Tujuan :: Dalam teks tentang bacaan syadz, apa yang belum diketahui oleh imam masjid yang sibuk mengajarkan cara bacaan syadz?
╭─ Teks
13. Menyibukkan diri dengan cara-cara bacaan yang syadz (nyleneh/aneh/rancu), padahal ini merupakan tipu daya Iblis terhadap mereka. Yaitu mereka menyibukkan diri dengan bacaan-bacaan seperti ini sehingga menghabiskan waktu dan umur mereka untuk mendalami, mengajarkan serta menyusun buku untuk hal itu, sehingga mereka sibuk dengan urusan qira’ah (bacaan) dan meninggalkan ilmu yang fardhu atau wajib. Sehingga anda terkadang mendapati seorang imam masjid yang sibuk dengan pengajaran cara bacaan yang syadz, padahal dia sendiri belum mengetahui hal-hal yang membatalkan shalat. Bahkan terkadang sifat fanatik kejahilannya membuat dia berani dengan cepat tampil berfatwa, tetapi enggan ikut duduk menuntut ilmu di majlis ilmu yang dipimpin oleh ulama. Andaikan orang-orang seperti ini mau berfikir, niscaya mereka mengetahui bahwa yang seharusnya menjadi prioritas tujuan ialah menghafal al-Qur’an serta membenarkan cara bacaan (qira’ah), lalu memahami al-Qur’an dan mengamalkannya. Kemudian mempelajari ilmu-ilmu yang dapat memperbaiki hati dan akhlaq, serta ilmu-ilmu syari’at yang lainnya. Dan merupakan kebodohan jika seseorang menghabiskan waktunya pada hal-hal yang tidak penting. Al-Hasan Al-Bashariy berkata: “Al-Qur’an diturunkan untuk diamalkan, akan tetapi manusia menjadikan bacaan al-Qur’an sebagai pekerjaan.” Maksudnya: Mereka hanya mementingkan urusan bacaan tetapi tidak mengamalkan isi Al-Qur’an.
╰─
╭─ Bagian Data
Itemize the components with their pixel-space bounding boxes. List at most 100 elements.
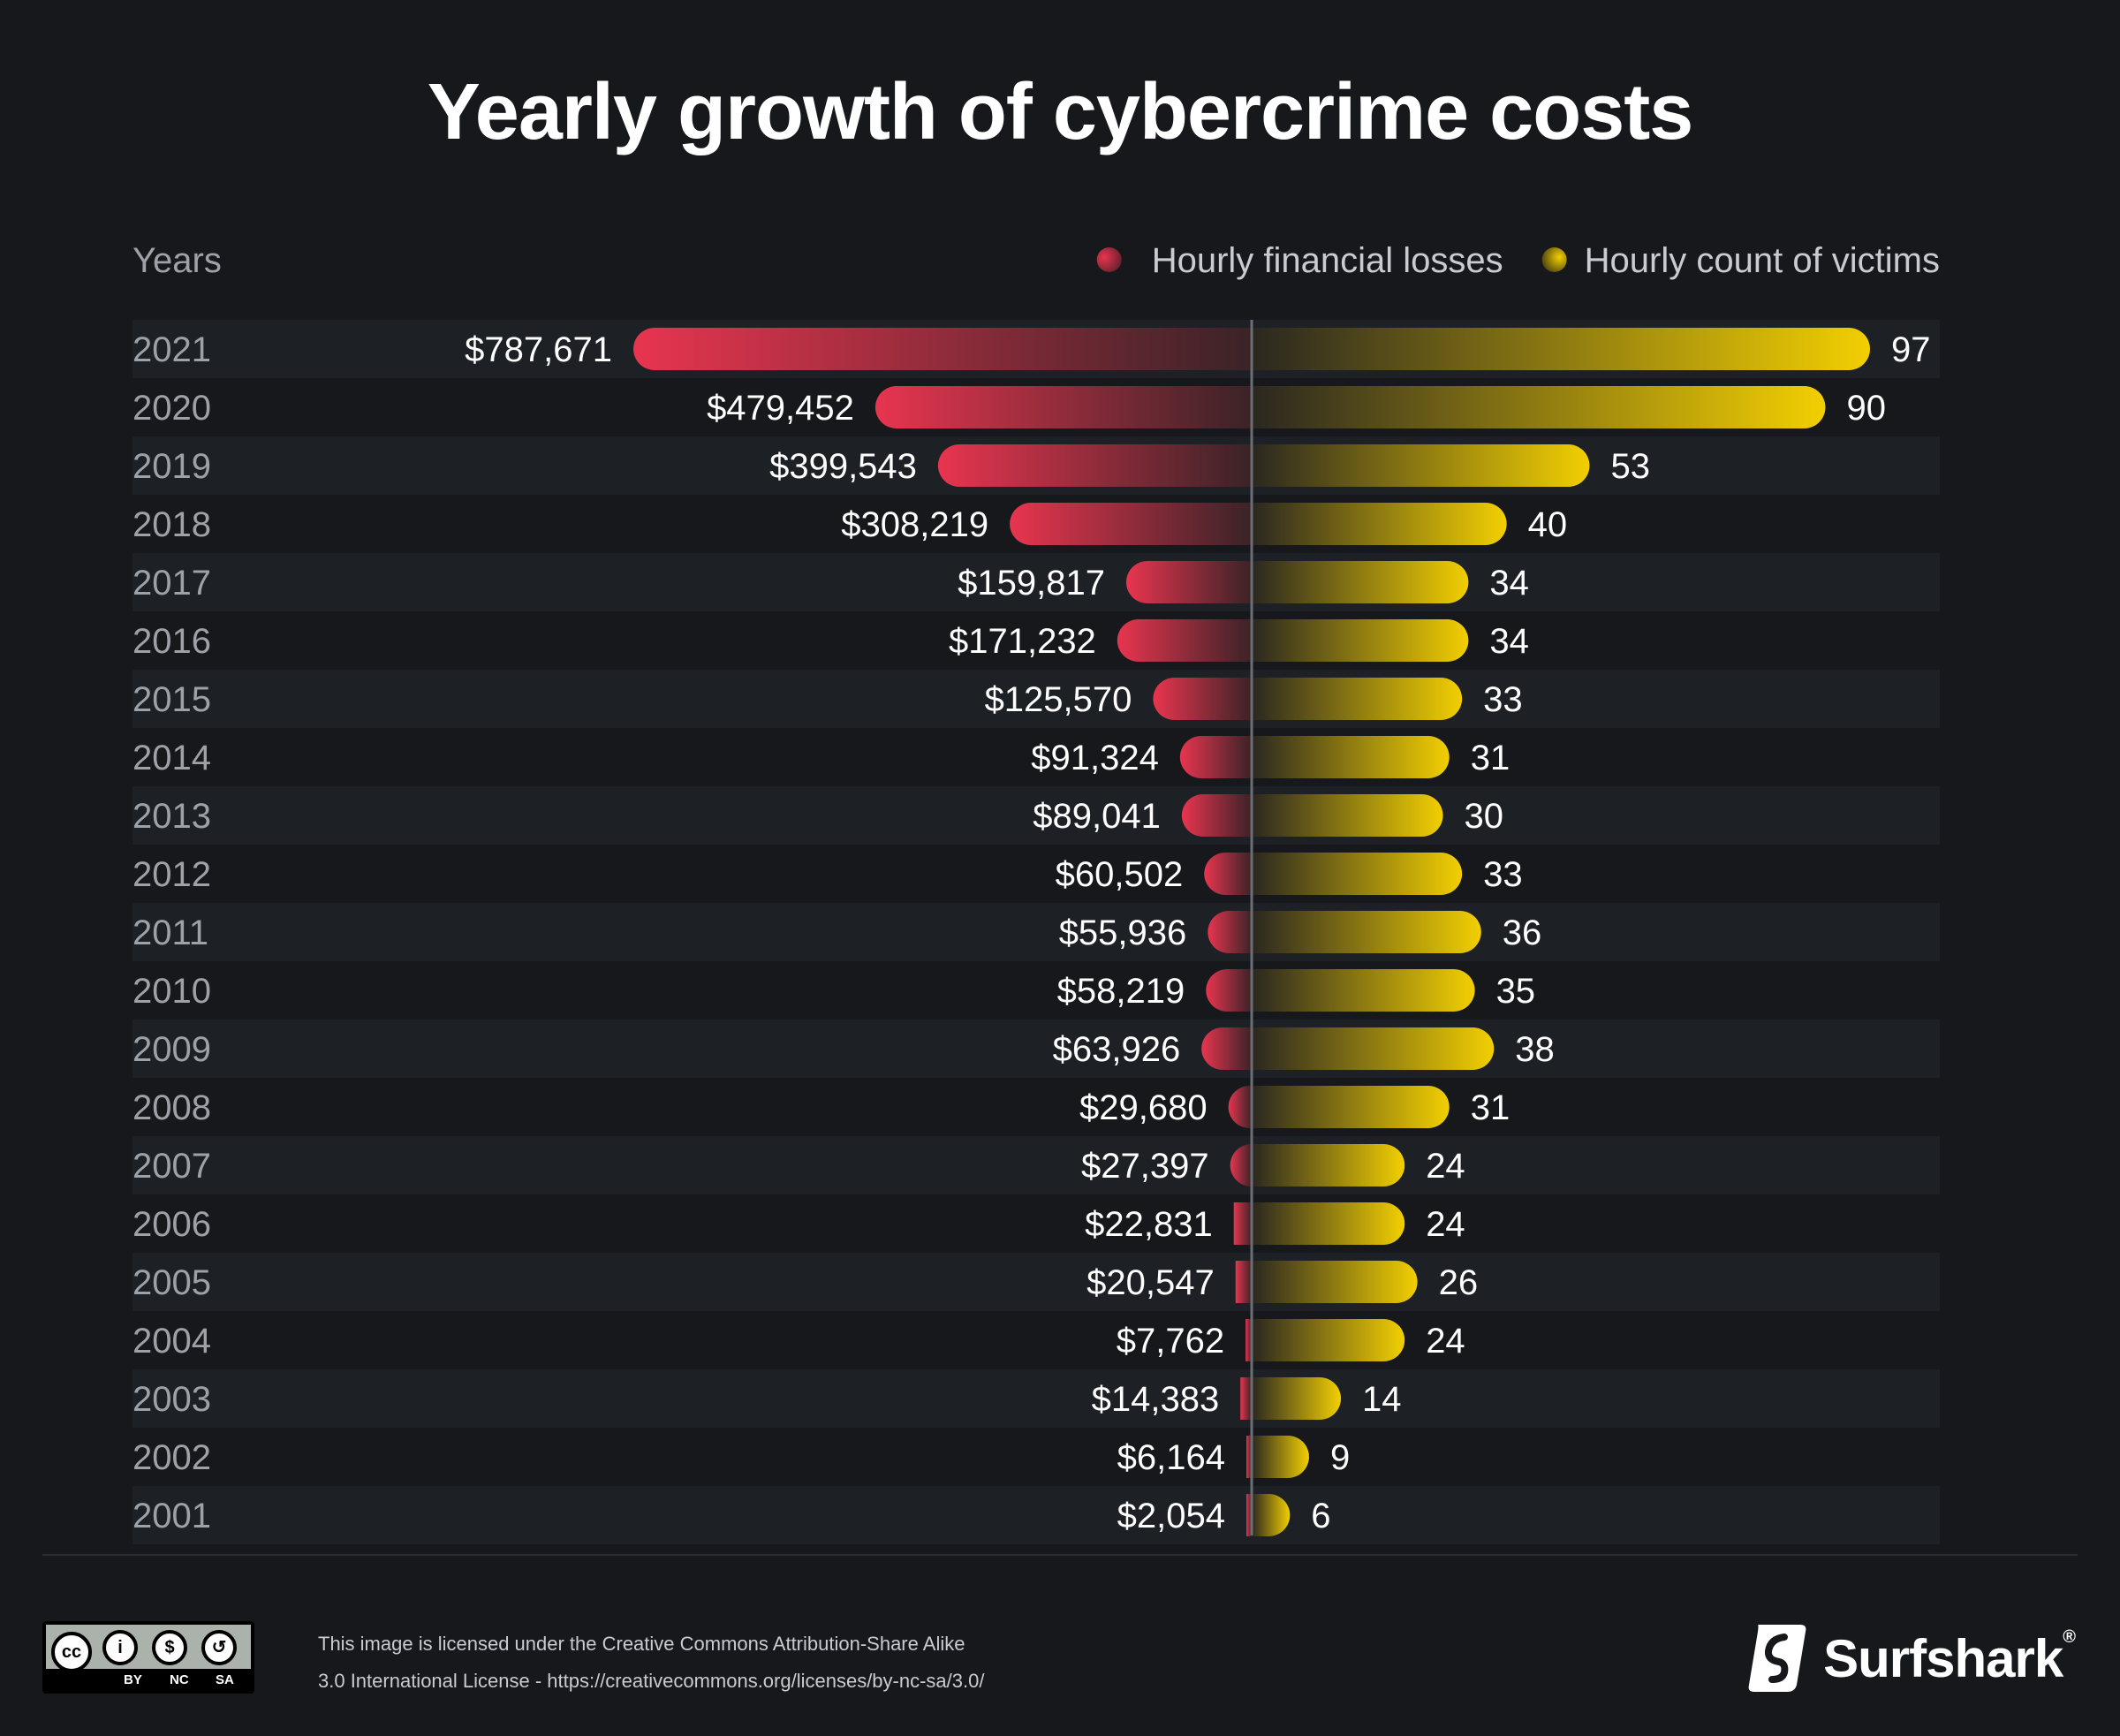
╰─
Jawaban Latihan :: Hal-hal yang membatalkan shalat.